[Start Dataset records]
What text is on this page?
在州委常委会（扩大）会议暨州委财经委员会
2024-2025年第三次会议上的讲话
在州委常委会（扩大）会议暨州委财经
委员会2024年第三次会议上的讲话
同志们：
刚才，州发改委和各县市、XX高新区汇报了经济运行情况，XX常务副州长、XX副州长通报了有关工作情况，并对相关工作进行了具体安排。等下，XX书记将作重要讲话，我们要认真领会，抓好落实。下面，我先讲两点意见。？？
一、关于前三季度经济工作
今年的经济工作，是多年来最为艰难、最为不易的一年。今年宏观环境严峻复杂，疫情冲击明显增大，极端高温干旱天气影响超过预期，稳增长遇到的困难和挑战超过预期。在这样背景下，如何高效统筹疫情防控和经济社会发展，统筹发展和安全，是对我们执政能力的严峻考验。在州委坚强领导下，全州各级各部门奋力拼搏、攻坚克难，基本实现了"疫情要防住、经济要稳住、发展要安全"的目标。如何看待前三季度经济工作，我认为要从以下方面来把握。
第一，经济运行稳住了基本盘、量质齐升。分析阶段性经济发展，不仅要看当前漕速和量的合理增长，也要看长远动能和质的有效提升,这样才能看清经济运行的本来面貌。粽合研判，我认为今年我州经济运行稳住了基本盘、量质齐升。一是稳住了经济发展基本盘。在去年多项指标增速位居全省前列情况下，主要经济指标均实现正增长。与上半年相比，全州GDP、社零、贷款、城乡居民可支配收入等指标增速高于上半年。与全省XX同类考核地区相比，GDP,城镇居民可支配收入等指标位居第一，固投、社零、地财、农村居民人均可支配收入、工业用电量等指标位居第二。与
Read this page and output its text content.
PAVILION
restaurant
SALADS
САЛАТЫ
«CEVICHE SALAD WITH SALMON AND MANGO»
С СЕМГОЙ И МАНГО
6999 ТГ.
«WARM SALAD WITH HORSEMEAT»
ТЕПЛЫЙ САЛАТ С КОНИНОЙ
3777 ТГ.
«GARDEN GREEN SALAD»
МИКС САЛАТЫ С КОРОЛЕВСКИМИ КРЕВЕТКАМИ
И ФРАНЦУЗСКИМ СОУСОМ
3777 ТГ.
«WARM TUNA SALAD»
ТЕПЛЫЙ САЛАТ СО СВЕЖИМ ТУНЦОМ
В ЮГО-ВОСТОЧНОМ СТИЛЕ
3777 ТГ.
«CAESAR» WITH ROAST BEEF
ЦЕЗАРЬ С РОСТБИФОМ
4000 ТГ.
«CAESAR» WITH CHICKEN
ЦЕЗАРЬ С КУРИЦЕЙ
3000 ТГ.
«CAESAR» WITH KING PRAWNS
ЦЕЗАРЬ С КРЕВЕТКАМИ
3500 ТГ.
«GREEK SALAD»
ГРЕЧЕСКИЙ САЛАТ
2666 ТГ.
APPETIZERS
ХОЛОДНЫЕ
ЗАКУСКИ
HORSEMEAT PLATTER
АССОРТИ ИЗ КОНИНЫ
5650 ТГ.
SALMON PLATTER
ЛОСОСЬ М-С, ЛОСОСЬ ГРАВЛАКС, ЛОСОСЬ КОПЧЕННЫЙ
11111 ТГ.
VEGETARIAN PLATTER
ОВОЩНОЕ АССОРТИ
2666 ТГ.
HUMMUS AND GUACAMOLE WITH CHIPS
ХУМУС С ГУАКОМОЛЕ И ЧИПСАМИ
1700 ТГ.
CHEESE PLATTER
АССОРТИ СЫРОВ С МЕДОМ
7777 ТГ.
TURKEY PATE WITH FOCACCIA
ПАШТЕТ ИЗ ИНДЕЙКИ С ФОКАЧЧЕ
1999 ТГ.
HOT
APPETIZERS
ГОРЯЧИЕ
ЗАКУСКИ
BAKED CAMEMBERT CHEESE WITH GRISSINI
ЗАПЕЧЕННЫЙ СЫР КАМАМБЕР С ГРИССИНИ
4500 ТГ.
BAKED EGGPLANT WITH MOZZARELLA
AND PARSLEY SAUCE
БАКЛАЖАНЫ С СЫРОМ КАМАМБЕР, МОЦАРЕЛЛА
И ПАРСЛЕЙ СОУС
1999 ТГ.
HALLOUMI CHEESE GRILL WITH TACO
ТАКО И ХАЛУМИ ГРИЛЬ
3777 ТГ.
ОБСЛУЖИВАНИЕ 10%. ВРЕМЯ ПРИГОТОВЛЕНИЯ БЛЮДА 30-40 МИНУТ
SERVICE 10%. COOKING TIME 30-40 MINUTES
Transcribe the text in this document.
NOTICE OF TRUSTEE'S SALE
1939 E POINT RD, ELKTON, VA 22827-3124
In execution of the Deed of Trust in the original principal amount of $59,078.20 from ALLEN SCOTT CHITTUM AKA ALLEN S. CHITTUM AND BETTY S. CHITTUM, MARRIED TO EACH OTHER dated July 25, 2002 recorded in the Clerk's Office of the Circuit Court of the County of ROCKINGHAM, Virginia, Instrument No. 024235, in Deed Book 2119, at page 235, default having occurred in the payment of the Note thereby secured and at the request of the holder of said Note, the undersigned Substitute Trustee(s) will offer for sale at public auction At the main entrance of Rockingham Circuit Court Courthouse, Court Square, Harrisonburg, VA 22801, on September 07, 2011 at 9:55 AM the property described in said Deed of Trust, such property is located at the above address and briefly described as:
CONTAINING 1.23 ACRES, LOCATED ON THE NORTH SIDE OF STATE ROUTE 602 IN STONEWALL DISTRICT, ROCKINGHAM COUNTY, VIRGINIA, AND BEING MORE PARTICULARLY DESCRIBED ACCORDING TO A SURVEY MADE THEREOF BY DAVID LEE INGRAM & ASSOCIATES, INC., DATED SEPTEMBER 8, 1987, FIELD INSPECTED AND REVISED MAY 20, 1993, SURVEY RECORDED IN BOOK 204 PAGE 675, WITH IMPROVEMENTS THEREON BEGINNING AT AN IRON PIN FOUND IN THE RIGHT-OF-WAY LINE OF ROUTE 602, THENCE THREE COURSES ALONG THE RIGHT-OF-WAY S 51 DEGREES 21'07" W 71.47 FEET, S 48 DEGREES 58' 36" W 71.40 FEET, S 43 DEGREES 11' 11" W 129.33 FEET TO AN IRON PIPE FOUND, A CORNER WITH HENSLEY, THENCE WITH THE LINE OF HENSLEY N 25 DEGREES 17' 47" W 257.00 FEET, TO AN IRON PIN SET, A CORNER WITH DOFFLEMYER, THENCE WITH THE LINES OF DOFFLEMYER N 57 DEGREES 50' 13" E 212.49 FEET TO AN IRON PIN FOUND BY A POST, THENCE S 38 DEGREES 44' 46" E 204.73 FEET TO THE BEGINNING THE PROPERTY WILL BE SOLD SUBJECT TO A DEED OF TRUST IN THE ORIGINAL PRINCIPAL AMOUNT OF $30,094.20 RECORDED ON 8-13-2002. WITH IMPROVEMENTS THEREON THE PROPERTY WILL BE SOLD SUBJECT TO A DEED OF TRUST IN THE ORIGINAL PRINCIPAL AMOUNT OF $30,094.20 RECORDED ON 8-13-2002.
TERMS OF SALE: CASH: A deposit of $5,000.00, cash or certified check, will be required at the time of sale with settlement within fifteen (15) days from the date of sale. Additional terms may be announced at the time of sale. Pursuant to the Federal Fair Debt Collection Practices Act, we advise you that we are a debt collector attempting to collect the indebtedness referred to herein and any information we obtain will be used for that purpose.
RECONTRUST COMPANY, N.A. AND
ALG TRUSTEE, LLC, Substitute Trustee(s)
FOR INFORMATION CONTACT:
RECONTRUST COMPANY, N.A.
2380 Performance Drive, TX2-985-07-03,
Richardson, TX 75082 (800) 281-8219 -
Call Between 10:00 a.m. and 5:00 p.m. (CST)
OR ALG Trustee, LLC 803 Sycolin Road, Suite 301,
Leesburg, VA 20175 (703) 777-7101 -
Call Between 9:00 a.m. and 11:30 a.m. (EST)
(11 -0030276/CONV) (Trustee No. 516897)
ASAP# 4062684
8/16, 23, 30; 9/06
[End Dataset records]
_Directions_
Lines containing the word "在州委常委会" must all be returned from the material above.

_The completed task_
在州委常委会（扩大）会议暨州委财经委员会
在州委常委会（扩大）会议暨州委财经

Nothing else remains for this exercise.